RECORD LIST:
=-=-=

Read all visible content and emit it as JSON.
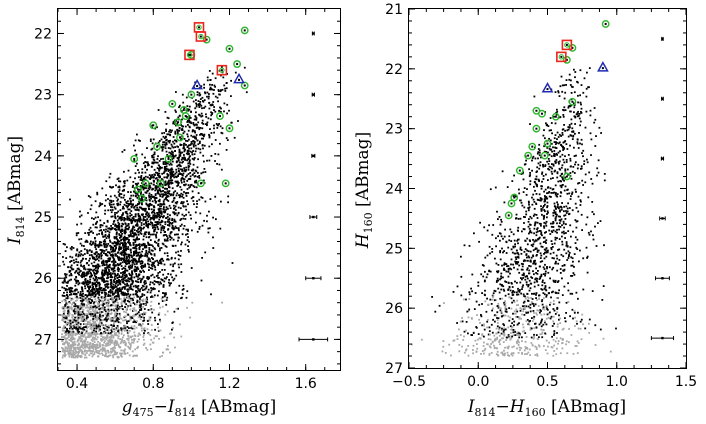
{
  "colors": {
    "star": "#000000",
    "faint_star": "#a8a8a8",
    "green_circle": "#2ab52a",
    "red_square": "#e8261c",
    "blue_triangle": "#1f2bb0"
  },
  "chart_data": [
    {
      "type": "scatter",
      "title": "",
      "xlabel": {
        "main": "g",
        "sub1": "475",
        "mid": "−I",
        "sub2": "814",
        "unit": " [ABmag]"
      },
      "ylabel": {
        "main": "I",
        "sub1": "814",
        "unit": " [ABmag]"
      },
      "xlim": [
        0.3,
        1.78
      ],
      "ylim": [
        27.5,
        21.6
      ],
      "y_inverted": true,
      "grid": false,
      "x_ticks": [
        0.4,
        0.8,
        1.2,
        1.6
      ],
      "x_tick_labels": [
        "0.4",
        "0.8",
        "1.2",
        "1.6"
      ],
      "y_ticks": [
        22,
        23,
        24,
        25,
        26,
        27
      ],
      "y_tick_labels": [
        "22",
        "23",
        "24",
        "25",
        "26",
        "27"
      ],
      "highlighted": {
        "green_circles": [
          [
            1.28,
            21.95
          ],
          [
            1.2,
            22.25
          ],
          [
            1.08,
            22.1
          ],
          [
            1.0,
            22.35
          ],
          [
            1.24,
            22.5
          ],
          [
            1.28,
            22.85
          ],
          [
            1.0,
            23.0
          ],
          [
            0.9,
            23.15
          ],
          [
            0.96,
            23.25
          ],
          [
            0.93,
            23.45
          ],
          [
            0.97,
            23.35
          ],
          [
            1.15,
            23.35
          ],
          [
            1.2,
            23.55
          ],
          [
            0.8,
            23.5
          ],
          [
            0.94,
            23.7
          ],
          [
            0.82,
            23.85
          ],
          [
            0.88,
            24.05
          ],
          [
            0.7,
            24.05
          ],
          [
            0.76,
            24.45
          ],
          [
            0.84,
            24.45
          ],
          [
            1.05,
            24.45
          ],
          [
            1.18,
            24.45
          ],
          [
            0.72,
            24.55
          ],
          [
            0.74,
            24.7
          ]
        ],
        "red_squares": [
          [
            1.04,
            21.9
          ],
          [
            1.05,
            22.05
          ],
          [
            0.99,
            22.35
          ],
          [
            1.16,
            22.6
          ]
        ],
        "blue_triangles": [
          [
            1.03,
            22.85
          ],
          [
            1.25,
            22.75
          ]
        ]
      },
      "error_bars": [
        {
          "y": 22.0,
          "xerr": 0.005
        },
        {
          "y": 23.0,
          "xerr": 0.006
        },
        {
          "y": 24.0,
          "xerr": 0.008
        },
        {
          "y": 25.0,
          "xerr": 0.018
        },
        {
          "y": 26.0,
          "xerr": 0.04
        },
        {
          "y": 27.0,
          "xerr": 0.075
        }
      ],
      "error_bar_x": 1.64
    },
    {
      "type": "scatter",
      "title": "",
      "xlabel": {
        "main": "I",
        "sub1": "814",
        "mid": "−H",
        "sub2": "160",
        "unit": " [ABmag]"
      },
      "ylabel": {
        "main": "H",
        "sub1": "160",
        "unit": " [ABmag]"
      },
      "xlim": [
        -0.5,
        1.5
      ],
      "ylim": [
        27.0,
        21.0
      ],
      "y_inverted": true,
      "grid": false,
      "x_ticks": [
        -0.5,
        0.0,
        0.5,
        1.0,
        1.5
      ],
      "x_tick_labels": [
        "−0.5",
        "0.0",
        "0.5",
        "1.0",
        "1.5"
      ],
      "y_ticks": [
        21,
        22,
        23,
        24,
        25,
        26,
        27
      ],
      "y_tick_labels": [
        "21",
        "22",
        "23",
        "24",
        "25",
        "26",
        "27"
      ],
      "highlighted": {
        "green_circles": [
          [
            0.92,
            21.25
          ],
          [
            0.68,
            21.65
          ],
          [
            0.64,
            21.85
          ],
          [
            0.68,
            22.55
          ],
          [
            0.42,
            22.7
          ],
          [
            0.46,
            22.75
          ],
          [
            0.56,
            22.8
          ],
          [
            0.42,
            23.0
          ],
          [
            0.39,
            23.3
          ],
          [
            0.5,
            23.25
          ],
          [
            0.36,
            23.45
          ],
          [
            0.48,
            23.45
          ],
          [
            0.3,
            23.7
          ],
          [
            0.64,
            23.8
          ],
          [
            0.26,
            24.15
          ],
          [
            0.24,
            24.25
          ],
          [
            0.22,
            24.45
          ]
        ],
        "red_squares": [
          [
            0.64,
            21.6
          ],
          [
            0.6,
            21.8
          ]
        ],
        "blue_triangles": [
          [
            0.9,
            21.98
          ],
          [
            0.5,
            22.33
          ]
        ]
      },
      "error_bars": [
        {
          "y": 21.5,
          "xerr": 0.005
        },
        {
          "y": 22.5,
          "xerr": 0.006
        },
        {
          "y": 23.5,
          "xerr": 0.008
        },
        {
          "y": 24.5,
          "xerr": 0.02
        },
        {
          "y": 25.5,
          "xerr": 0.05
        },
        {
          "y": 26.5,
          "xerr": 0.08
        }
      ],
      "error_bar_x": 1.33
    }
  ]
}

=-=-=

PROMPT: Retype the listing exactly. Pictures do not belong in the copy.

SOLUTION TO THIS TASK:
Read all visible content and emit it as JSON.
{
  "colors": {
    "star": "#000000",
    "faint_star": "#a8a8a8",
    "green_circle": "#2ab52a",
    "red_square": "#e8261c",
    "blue_triangle": "#1f2bb0"
  },
  "chart_data": [
    {
      "type": "scatter",
      "title": "",
      "xlabel": {
        "main": "g",
        "sub1": "475",
        "mid": "−I",
        "sub2": "814",
        "unit": " [ABmag]"
      },
      "ylabel": {
        "main": "I",
        "sub1": "814",
        "unit": " [ABmag]"
      },
      "xlim": [
        0.3,
        1.78
      ],
      "ylim": [
        27.5,
        21.6
      ],
      "y_inverted": true,
      "grid": false,
      "x_ticks": [
        0.4,
        0.8,
        1.2,
        1.6
      ],
      "x_tick_labels": [
        "0.4",
        "0.8",
        "1.2",
        "1.6"
      ],
      "y_ticks": [
        22,
        23,
        24,
        25,
        26,
        27
      ],
      "y_tick_labels": [
        "22",
        "23",
        "24",
        "25",
        "26",
        "27"
      ],
      "highlighted": {
        "green_circles": [
          [
            1.28,
            21.95
          ],
          [
            1.2,
            22.25
          ],
          [
            1.08,
            22.1
          ],
          [
            1.0,
            22.35
          ],
          [
            1.24,
            22.5
          ],
          [
            1.28,
            22.85
          ],
          [
            1.0,
            23.0
          ],
          [
            0.9,
            23.15
          ],
          [
            0.96,
            23.25
          ],
          [
            0.93,
            23.45
          ],
          [
            0.97,
            23.35
          ],
          [
            1.15,
            23.35
          ],
          [
            1.2,
            23.55
          ],
          [
            0.8,
            23.5
          ],
          [
            0.94,
            23.7
          ],
          [
            0.82,
            23.85
          ],
          [
            0.88,
            24.05
          ],
          [
            0.7,
            24.05
          ],
          [
            0.76,
            24.45
          ],
          [
            0.84,
            24.45
          ],
          [
            1.05,
            24.45
          ],
          [
            1.18,
            24.45
          ],
          [
            0.72,
            24.55
          ],
          [
            0.74,
            24.7
          ]
        ],
        "red_squares": [
          [
            1.04,
            21.9
          ],
          [
            1.05,
            22.05
          ],
          [
            0.99,
            22.35
          ],
          [
            1.16,
            22.6
          ]
        ],
        "blue_triangles": [
          [
            1.03,
            22.85
          ],
          [
            1.25,
            22.75
          ]
        ]
      },
      "error_bars": [
        {
          "y": 22.0,
          "xerr": 0.005
        },
        {
          "y": 23.0,
          "xerr": 0.006
        },
        {
          "y": 24.0,
          "xerr": 0.008
        },
        {
          "y": 25.0,
          "xerr": 0.018
        },
        {
          "y": 26.0,
          "xerr": 0.04
        },
        {
          "y": 27.0,
          "xerr": 0.075
        }
      ],
      "error_bar_x": 1.64
    },
    {
      "type": "scatter",
      "title": "",
      "xlabel": {
        "main": "I",
        "sub1": "814",
        "mid": "−H",
        "sub2": "160",
        "unit": " [ABmag]"
      },
      "ylabel": {
        "main": "H",
        "sub1": "160",
        "unit": " [ABmag]"
      },
      "xlim": [
        -0.5,
        1.5
      ],
      "ylim": [
        27.0,
        21.0
      ],
      "y_inverted": true,
      "grid": false,
      "x_ticks": [
        -0.5,
        0.0,
        0.5,
        1.0,
        1.5
      ],
      "x_tick_labels": [
        "−0.5",
        "0.0",
        "0.5",
        "1.0",
        "1.5"
      ],
      "y_ticks": [
        21,
        22,
        23,
        24,
        25,
        26,
        27
      ],
      "y_tick_labels": [
        "21",
        "22",
        "23",
        "24",
        "25",
        "26",
        "27"
      ],
      "highlighted": {
        "green_circles": [
          [
            0.92,
            21.25
          ],
          [
            0.68,
            21.65
          ],
          [
            0.64,
            21.85
          ],
          [
            0.68,
            22.55
          ],
          [
            0.42,
            22.7
          ],
          [
            0.46,
            22.75
          ],
          [
            0.56,
            22.8
          ],
          [
            0.42,
            23.0
          ],
          [
            0.39,
            23.3
          ],
          [
            0.5,
            23.25
          ],
          [
            0.36,
            23.45
          ],
          [
            0.48,
            23.45
          ],
          [
            0.3,
            23.7
          ],
          [
            0.64,
            23.8
          ],
          [
            0.26,
            24.15
          ],
          [
            0.24,
            24.25
          ],
          [
            0.22,
            24.45
          ]
        ],
        "red_squares": [
          [
            0.64,
            21.6
          ],
          [
            0.6,
            21.8
          ]
        ],
        "blue_triangles": [
          [
            0.9,
            21.98
          ],
          [
            0.5,
            22.33
          ]
        ]
      },
      "error_bars": [
        {
          "y": 21.5,
          "xerr": 0.005
        },
        {
          "y": 22.5,
          "xerr": 0.006
        },
        {
          "y": 23.5,
          "xerr": 0.008
        },
        {
          "y": 24.5,
          "xerr": 0.02
        },
        {
          "y": 25.5,
          "xerr": 0.05
        },
        {
          "y": 26.5,
          "xerr": 0.08
        }
      ],
      "error_bar_x": 1.33
    }
  ]
}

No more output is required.